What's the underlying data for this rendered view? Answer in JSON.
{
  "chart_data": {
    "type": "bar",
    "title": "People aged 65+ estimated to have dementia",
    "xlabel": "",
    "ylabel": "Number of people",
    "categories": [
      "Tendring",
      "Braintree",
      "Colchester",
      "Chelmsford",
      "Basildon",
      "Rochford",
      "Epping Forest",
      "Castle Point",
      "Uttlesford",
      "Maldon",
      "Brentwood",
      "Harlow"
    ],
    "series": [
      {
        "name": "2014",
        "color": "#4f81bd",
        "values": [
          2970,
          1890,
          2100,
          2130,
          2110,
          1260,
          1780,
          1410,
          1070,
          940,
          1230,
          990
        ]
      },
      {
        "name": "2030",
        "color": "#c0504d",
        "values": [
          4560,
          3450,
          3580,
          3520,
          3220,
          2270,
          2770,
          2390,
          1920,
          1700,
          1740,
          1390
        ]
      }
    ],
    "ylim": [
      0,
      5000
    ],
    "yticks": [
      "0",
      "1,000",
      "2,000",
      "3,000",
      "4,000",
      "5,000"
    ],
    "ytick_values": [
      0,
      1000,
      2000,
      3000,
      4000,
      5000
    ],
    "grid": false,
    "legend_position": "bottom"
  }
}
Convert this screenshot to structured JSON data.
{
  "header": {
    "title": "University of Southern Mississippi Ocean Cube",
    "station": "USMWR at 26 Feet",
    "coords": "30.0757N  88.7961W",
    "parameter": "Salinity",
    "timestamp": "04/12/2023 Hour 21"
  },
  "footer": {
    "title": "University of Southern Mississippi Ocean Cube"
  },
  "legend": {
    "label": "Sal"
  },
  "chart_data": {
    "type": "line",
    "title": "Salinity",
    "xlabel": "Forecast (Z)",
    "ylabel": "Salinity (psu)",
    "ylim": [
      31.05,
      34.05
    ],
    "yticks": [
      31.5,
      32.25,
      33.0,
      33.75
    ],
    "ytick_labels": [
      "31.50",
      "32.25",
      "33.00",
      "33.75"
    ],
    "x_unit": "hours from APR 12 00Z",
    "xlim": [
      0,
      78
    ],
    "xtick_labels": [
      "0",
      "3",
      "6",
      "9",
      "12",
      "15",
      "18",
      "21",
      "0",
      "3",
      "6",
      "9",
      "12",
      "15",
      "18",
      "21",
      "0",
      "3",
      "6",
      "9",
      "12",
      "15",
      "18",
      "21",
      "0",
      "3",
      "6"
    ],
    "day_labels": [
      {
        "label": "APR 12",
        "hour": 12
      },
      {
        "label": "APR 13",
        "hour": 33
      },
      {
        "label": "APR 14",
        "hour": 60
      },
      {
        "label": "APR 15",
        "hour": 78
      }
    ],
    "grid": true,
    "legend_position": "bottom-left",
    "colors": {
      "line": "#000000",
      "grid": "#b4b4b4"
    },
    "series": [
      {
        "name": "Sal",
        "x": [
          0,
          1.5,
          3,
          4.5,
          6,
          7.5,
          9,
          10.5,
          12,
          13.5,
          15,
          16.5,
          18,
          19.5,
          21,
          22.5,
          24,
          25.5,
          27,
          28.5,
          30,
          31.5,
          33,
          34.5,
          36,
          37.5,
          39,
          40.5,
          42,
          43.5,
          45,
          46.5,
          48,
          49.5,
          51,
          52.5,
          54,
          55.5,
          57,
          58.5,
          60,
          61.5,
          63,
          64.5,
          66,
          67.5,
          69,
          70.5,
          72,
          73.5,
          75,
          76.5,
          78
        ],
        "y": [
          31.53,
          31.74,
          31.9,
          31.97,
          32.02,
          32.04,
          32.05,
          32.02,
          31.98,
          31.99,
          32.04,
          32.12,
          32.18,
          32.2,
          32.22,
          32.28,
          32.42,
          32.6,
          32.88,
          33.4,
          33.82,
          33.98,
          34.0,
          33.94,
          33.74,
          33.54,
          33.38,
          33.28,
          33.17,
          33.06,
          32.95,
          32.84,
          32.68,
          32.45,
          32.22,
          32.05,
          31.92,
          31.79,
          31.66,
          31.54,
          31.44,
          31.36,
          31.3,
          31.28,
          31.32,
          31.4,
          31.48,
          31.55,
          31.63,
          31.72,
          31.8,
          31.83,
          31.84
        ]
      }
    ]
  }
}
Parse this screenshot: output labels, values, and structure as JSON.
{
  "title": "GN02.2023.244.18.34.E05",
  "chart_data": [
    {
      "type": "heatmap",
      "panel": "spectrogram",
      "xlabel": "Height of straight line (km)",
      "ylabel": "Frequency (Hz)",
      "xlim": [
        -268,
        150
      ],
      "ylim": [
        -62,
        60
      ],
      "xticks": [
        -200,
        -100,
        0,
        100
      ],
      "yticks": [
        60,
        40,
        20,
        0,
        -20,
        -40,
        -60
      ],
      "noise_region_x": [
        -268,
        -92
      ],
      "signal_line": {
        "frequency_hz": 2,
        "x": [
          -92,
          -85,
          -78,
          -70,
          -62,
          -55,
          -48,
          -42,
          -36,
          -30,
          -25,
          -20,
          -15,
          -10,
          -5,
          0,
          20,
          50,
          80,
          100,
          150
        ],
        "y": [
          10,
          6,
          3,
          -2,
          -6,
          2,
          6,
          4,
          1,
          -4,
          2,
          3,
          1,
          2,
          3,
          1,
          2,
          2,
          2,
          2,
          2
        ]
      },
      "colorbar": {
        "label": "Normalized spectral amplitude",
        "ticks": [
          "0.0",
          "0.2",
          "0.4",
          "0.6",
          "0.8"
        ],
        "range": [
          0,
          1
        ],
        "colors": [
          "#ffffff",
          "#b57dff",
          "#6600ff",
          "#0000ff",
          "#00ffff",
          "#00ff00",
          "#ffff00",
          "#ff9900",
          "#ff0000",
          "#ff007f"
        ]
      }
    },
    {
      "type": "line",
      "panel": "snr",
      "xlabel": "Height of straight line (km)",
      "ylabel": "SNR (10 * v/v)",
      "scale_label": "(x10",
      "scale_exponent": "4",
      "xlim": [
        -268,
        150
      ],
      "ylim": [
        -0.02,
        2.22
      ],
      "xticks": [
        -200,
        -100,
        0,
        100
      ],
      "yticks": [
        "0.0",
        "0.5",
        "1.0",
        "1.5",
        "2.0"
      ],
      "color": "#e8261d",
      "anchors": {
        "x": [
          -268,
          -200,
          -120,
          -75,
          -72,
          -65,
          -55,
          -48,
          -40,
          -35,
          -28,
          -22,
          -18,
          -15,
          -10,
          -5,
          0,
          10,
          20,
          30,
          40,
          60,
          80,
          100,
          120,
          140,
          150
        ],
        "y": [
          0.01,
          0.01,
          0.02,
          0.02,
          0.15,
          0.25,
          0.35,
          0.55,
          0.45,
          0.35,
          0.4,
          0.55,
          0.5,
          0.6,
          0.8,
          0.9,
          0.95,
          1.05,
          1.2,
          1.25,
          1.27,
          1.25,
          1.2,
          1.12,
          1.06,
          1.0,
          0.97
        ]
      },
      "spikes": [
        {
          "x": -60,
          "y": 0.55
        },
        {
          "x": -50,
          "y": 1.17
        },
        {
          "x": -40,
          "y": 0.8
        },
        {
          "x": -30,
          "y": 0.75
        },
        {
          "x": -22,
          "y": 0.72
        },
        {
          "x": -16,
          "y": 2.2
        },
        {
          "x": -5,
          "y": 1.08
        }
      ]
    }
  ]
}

★ ★ ★

Extract lines where the string "Cube" occurs.

» WRITTEN ANSWER
    "title": "University of Southern Mississippi Ocean Cube",
    "title": "University of Southern Mississippi Ocean Cube"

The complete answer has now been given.